Direction: Find every line in the records below that holds the word "title" and copy it.

____ Given records

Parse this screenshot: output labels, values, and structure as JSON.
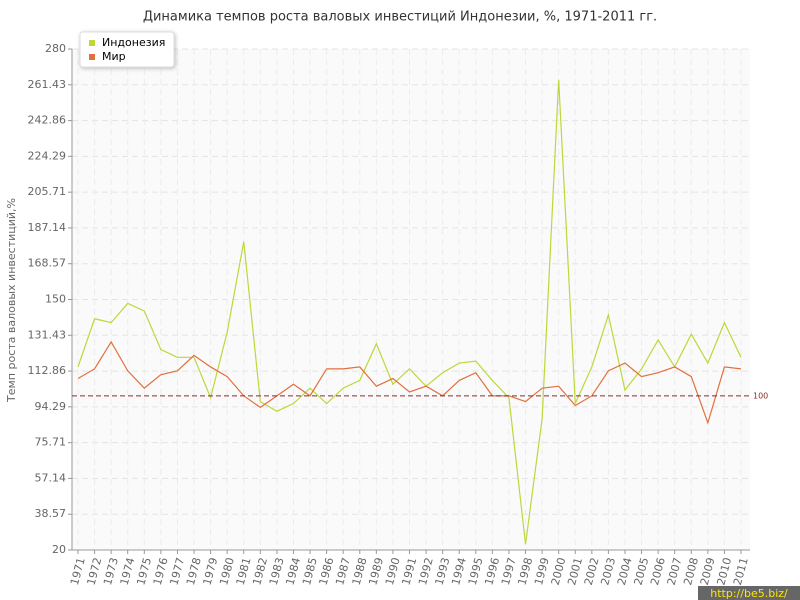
{
  "chart_data": {
    "type": "line",
    "title": "Динамика темпов роста валовых инвестиций Индонезии, %, 1971-2011 гг.",
    "y_label": "Темп роста валовых инвестиций,%",
    "categories": [
      "1971",
      "1972",
      "1973",
      "1974",
      "1975",
      "1976",
      "1977",
      "1978",
      "1979",
      "1980",
      "1981",
      "1982",
      "1983",
      "1984",
      "1985",
      "1986",
      "1987",
      "1988",
      "1989",
      "1990",
      "1991",
      "1992",
      "1993",
      "1994",
      "1995",
      "1996",
      "1997",
      "1998",
      "1999",
      "2000",
      "2001",
      "2002",
      "2003",
      "2004",
      "2005",
      "2006",
      "2007",
      "2008",
      "2009",
      "2010",
      "2011"
    ],
    "series": [
      {
        "name": "Индонезия",
        "color": "#bcd83a",
        "values": [
          115,
          140,
          138,
          148,
          144,
          124,
          120,
          120,
          99,
          133,
          180,
          97,
          92,
          96,
          104,
          96,
          104,
          108,
          127,
          106,
          114,
          105,
          112,
          117,
          118,
          108,
          99,
          23,
          88,
          264,
          96,
          115,
          142,
          103,
          114,
          129,
          115,
          132,
          117,
          138,
          120
        ]
      },
      {
        "name": "Мир",
        "color": "#e0703f",
        "values": [
          109,
          114,
          128,
          113,
          104,
          111,
          113,
          121,
          115,
          110,
          100,
          94,
          100,
          106,
          100,
          114,
          114,
          115,
          105,
          109,
          102,
          105,
          100,
          108,
          112,
          100,
          100,
          97,
          104,
          105,
          95,
          100,
          113,
          117,
          110,
          112,
          115,
          110,
          86,
          115,
          114
        ]
      }
    ],
    "reference_line": 100,
    "reference_color": "#8b2a2a",
    "ylim": [
      20,
      280
    ],
    "yticks": [
      20,
      38.57,
      57.14,
      75.71,
      94.29,
      112.86,
      131.43,
      150,
      168.57,
      187.14,
      205.71,
      224.29,
      242.86,
      261.43,
      280
    ],
    "grid": true,
    "legend": "top-left",
    "watermark": "http://be5.biz/"
  }
}
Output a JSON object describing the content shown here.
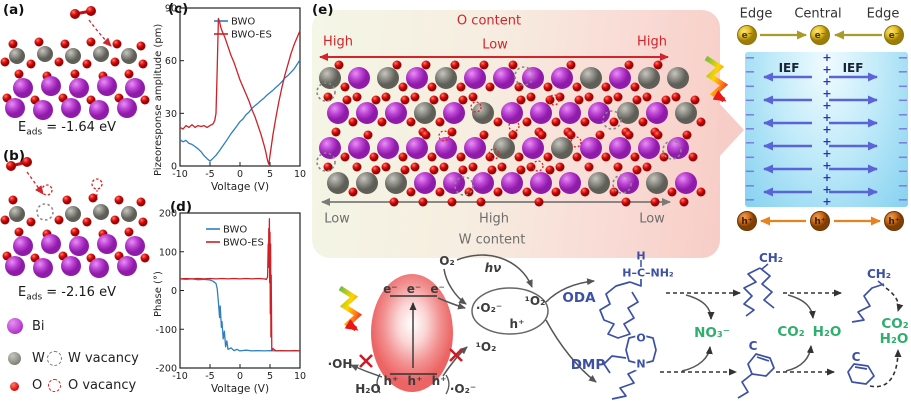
{
  "panels": {
    "a": {
      "label": "(a)",
      "eads": {
        "prefix": "E",
        "sub": "ads",
        "suffix": " = -1.64 eV"
      }
    },
    "b": {
      "label": "(b)",
      "eads": {
        "prefix": "E",
        "sub": "ads",
        "suffix": " = -2.16 eV"
      }
    },
    "c": {
      "label": "(c)"
    },
    "d": {
      "label": "(d)"
    },
    "e": {
      "label": "(e)",
      "o_content": "O content",
      "high_left": "High",
      "low_mid": "Low",
      "high_right": "High",
      "low_left": "Low",
      "high_mid": "High",
      "low_right": "Low",
      "w_content": "W content"
    }
  },
  "atom_legend": {
    "bi": "Bi",
    "w": "W",
    "w_vacancy": "W vacancy",
    "o": "O",
    "o_vacancy": "O vacancy"
  },
  "right_panel": {
    "edge_left": "Edge",
    "central": "Central",
    "edge_right": "Edge",
    "electron": "e⁻",
    "hole": "h⁺",
    "ief_left": "IEF",
    "ief_right": "IEF",
    "minus_sign": "−",
    "plus_sign": "+"
  },
  "mechanism": {
    "o2": "O₂",
    "hnu": "hν",
    "superoxide": "·O₂⁻",
    "singlet": "¹O₂",
    "hplus": "h⁺",
    "singlet_blocked": "¹O₂",
    "superoxide_bottom": "·O₂⁻",
    "oh": "·OH",
    "h2o": "H₂O",
    "electrons": "e⁻ e⁻ e⁻",
    "holes": "h⁺ h⁺ h⁺",
    "oda": "ODA",
    "dmp": "DMP",
    "no3": "NO₃⁻",
    "co2": "CO₂",
    "h2o_b": "H₂O",
    "co2_c": "CO₂",
    "h2o_c": "H₂O",
    "ch2_a": "CH₂",
    "ch2_b": "CH₂",
    "c_a": "C",
    "c_b": "C",
    "h_top": "H",
    "head_group": "H–C–NH₂",
    "morpholine_o": "O",
    "morpholine_n": "N"
  },
  "colors": {
    "bi": "#bb41d3",
    "w": "#8d8d87",
    "o": "#e01313",
    "accent_red": "#d3242c",
    "gray_arrow": "#7a7a7a",
    "bwo_blue": "#2f7fbd",
    "bwoes_red": "#cf2026",
    "minus": "#7b7de0",
    "plus": "#2636b8",
    "ief_arrow": "#5b63d8",
    "electron_fill": "#e6c52c",
    "hole_fill": "#cf6f1c",
    "olive_arrow": "#a89b2a",
    "orange_arrow": "#e8821e",
    "molecule_blue": "#3c50a5",
    "product_green": "#2fae6e"
  },
  "chart_data": [
    {
      "type": "line",
      "title": "(c)",
      "xlabel": "Voltage (V)",
      "ylabel": "Pizeoresponse amplitude (pm)",
      "xlim": [
        -10,
        10
      ],
      "ylim": [
        0,
        90
      ],
      "xticks": [
        -10,
        -5,
        0,
        5,
        10
      ],
      "yticks": [
        0,
        30,
        60,
        90
      ],
      "legend_position": "top-center",
      "grid": false,
      "series": [
        {
          "name": "BWO",
          "color": "#2f7fbd",
          "points": [
            [
              -10,
              15
            ],
            [
              -9.5,
              13.8
            ],
            [
              -9,
              14.6
            ],
            [
              -8.5,
              12.9
            ],
            [
              -8,
              12.3
            ],
            [
              -7.5,
              11.1
            ],
            [
              -7,
              9.8
            ],
            [
              -6.5,
              8.2
            ],
            [
              -6,
              5.9
            ],
            [
              -5.5,
              4.2
            ],
            [
              -5,
              2.8
            ],
            [
              -4.5,
              4.4
            ],
            [
              -4,
              6.1
            ],
            [
              -3.5,
              8.3
            ],
            [
              -3,
              10.8
            ],
            [
              -2.5,
              13.2
            ],
            [
              -2,
              15.8
            ],
            [
              -1.5,
              18.4
            ],
            [
              -1,
              20.6
            ],
            [
              -0.5,
              22.9
            ],
            [
              0,
              25.3
            ],
            [
              0.5,
              26.8
            ],
            [
              1,
              29.2
            ],
            [
              1.5,
              30.7
            ],
            [
              2,
              32.9
            ],
            [
              2.5,
              34.4
            ],
            [
              3,
              35.8
            ],
            [
              3.5,
              37.3
            ],
            [
              4,
              38.7
            ],
            [
              4.5,
              40.4
            ],
            [
              5,
              41.8
            ],
            [
              5.5,
              43.2
            ],
            [
              6,
              44.9
            ],
            [
              6.5,
              46.3
            ],
            [
              7,
              48.1
            ],
            [
              7.5,
              50.2
            ],
            [
              8,
              51.6
            ],
            [
              8.5,
              53.4
            ],
            [
              9,
              55.2
            ],
            [
              9.5,
              57.8
            ],
            [
              10,
              60.5
            ]
          ]
        },
        {
          "name": "BWO-ES",
          "color": "#cf2026",
          "points": [
            [
              -10,
              22
            ],
            [
              -9.5,
              21
            ],
            [
              -9,
              23
            ],
            [
              -8.5,
              22
            ],
            [
              -8,
              23.5
            ],
            [
              -7.5,
              22
            ],
            [
              -7,
              23
            ],
            [
              -6.5,
              22.5
            ],
            [
              -6,
              23
            ],
            [
              -5.5,
              22
            ],
            [
              -5,
              23
            ],
            [
              -4.5,
              24
            ],
            [
              -4.2,
              26
            ],
            [
              -4,
              30
            ],
            [
              -3.8,
              55
            ],
            [
              -3.6,
              84
            ],
            [
              -3.4,
              82
            ],
            [
              -3.2,
              79
            ],
            [
              -3,
              77
            ],
            [
              -2.5,
              73
            ],
            [
              -2,
              68
            ],
            [
              -1.5,
              63
            ],
            [
              -1,
              59
            ],
            [
              -0.5,
              54
            ],
            [
              0,
              49
            ],
            [
              0.5,
              45
            ],
            [
              1,
              41
            ],
            [
              1.5,
              37
            ],
            [
              2,
              32
            ],
            [
              2.5,
              28
            ],
            [
              3,
              23
            ],
            [
              3.5,
              18
            ],
            [
              4,
              12
            ],
            [
              4.3,
              8
            ],
            [
              4.6,
              3
            ],
            [
              4.8,
              1
            ],
            [
              5,
              6
            ],
            [
              5.5,
              18
            ],
            [
              6,
              28
            ],
            [
              6.5,
              37
            ],
            [
              7,
              45
            ],
            [
              7.5,
              52
            ],
            [
              8,
              58
            ],
            [
              8.5,
              64
            ],
            [
              9,
              69
            ],
            [
              9.5,
              73
            ],
            [
              10,
              77
            ]
          ]
        }
      ]
    },
    {
      "type": "line",
      "title": "(d)",
      "xlabel": "Voltage (V)",
      "ylabel": "Phase (°)",
      "xlim": [
        -10,
        10
      ],
      "ylim": [
        -200,
        200
      ],
      "xticks": [
        -10,
        -5,
        0,
        5,
        10
      ],
      "yticks": [
        -200,
        -100,
        0,
        100,
        200
      ],
      "legend_position": "top-left",
      "grid": false,
      "series": [
        {
          "name": "BWO",
          "color": "#2f7fbd",
          "points": [
            [
              -10,
              30
            ],
            [
              -9,
              29
            ],
            [
              -8,
              30
            ],
            [
              -7,
              28
            ],
            [
              -6,
              29
            ],
            [
              -5,
              27
            ],
            [
              -4.5,
              24
            ],
            [
              -4,
              18
            ],
            [
              -3.8,
              5
            ],
            [
              -3.6,
              -30
            ],
            [
              -3.4,
              -70
            ],
            [
              -3.3,
              -40
            ],
            [
              -3.1,
              -95
            ],
            [
              -3,
              -80
            ],
            [
              -2.8,
              -125
            ],
            [
              -2.6,
              -105
            ],
            [
              -2.4,
              -145
            ],
            [
              -2.2,
              -130
            ],
            [
              -2,
              -152
            ],
            [
              -1.5,
              -148
            ],
            [
              -1,
              -155
            ],
            [
              -0.5,
              -152
            ],
            [
              0,
              -156
            ],
            [
              1,
              -154
            ],
            [
              2,
              -156
            ],
            [
              3,
              -155
            ],
            [
              4,
              -156
            ],
            [
              5,
              -155
            ],
            [
              6,
              -156
            ],
            [
              7,
              -155
            ],
            [
              8,
              -156
            ],
            [
              9,
              -155
            ],
            [
              10,
              -156
            ]
          ]
        },
        {
          "name": "BWO-ES",
          "color": "#cf2026",
          "points": [
            [
              -10,
              30
            ],
            [
              -9,
              31
            ],
            [
              -8,
              30
            ],
            [
              -7,
              31
            ],
            [
              -6,
              30
            ],
            [
              -5,
              31
            ],
            [
              -4,
              30
            ],
            [
              -3,
              31
            ],
            [
              -2,
              30
            ],
            [
              -1,
              31
            ],
            [
              0,
              30
            ],
            [
              1,
              31
            ],
            [
              2,
              30
            ],
            [
              3,
              31
            ],
            [
              4,
              30
            ],
            [
              4.4,
              29
            ],
            [
              4.6,
              35
            ],
            [
              4.7,
              120
            ],
            [
              4.75,
              60
            ],
            [
              4.8,
              160
            ],
            [
              4.85,
              90
            ],
            [
              4.9,
              185
            ],
            [
              4.95,
              20
            ],
            [
              5,
              150
            ],
            [
              5.05,
              -60
            ],
            [
              5.1,
              120
            ],
            [
              5.15,
              -120
            ],
            [
              5.2,
              40
            ],
            [
              5.3,
              -155
            ],
            [
              5.5,
              -150
            ],
            [
              6,
              -156
            ],
            [
              7,
              -155
            ],
            [
              8,
              -156
            ],
            [
              9,
              -155
            ],
            [
              10,
              -156
            ]
          ]
        }
      ]
    }
  ]
}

________

Completed exercise:
    "title": "Динамика темпов роста валовых инвестиций Индонезии, %, 1971-2011 гг.",
      "title": "(c)",
      "title": "(d)",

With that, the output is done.